Stated task | Write out the listing below line for line, with no changes, but omit the picture.

[Layout annotation data]
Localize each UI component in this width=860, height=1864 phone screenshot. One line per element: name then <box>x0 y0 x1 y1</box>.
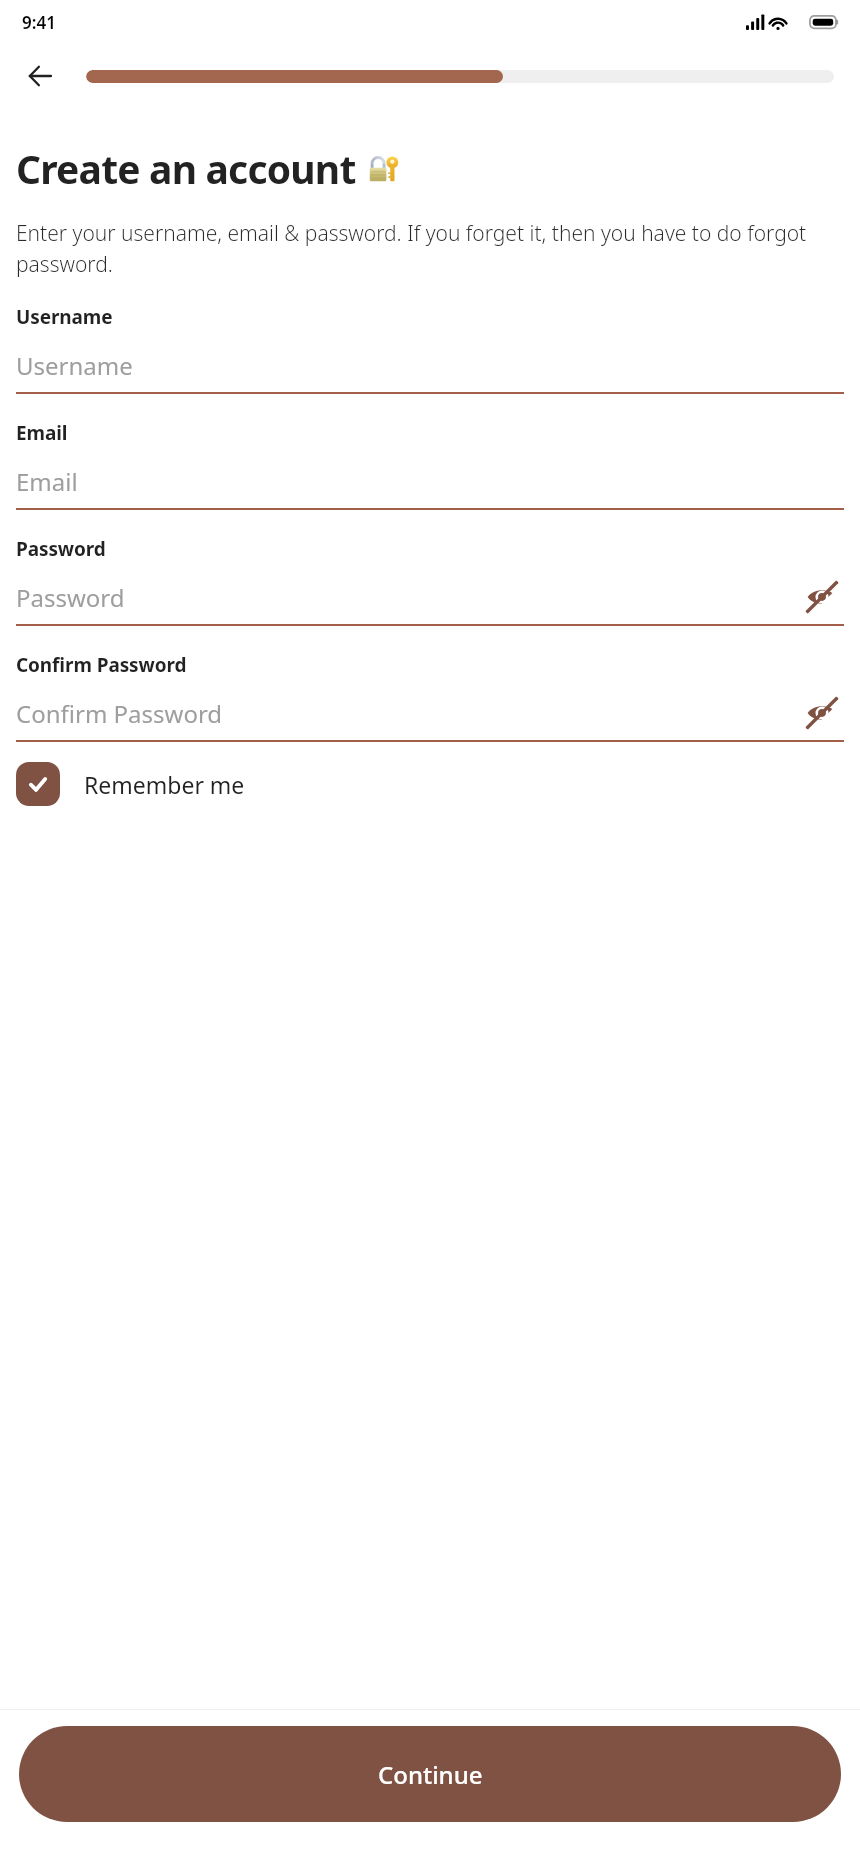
staticText: Username <box>16 349 844 382</box>
staticText: Confirm Password <box>16 652 187 678</box>
staticText: Email <box>16 420 68 446</box>
staticText: Username <box>16 304 113 330</box>
staticText: Remember me <box>84 769 245 800</box>
button[interactable]: Show password <box>800 691 844 735</box>
staticText: Confirm Password <box>16 697 800 730</box>
button[interactable]: Email <box>16 454 844 508</box>
staticText: Password <box>16 536 106 562</box>
button[interactable]: Username <box>16 338 844 392</box>
staticText: 9:41 <box>22 11 56 34</box>
button[interactable]: Password <box>16 570 844 624</box>
staticText: Password <box>16 581 800 614</box>
staticText: Email <box>16 465 844 498</box>
button[interactable]: Continue <box>19 1726 841 1822</box>
button[interactable]: Back <box>16 52 64 100</box>
button[interactable]: Remember me <box>16 762 844 806</box>
staticText: Create an account <box>16 142 356 195</box>
staticText: Enter your username, email & password. I… <box>16 219 844 278</box>
staticText: Continue <box>378 1758 483 1791</box>
button[interactable]: Confirm Password <box>16 686 844 740</box>
button[interactable]: Show password <box>800 575 844 619</box>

Solution below |
Localize each UI component in this width=860, height=1864 phone screenshot. One line per element: name then <box>x0 y0 x1 y1</box>.
staticText: Username <box>16 349 844 382</box>
staticText: Confirm Password <box>16 652 187 678</box>
staticText: Email <box>16 420 68 446</box>
staticText: Username <box>16 304 113 330</box>
staticText: Remember me <box>84 769 245 800</box>
button[interactable]: Show password <box>800 691 844 735</box>
staticText: Confirm Password <box>16 697 800 730</box>
button[interactable]: Email <box>16 454 844 508</box>
staticText: Password <box>16 536 106 562</box>
button[interactable]: Username <box>16 338 844 392</box>
staticText: 9:41 <box>22 11 56 34</box>
button[interactable]: Password <box>16 570 844 624</box>
staticText: Password <box>16 581 800 614</box>
staticText: Email <box>16 465 844 498</box>
button[interactable]: Continue <box>19 1726 841 1822</box>
button[interactable]: Back <box>16 52 64 100</box>
button[interactable]: Remember me <box>16 762 844 806</box>
staticText: Create an account <box>16 142 356 195</box>
staticText: Enter your username, email & password. I… <box>16 219 844 278</box>
staticText: Continue <box>378 1758 483 1791</box>
button[interactable]: Confirm Password <box>16 686 844 740</box>
button[interactable]: Show password <box>800 575 844 619</box>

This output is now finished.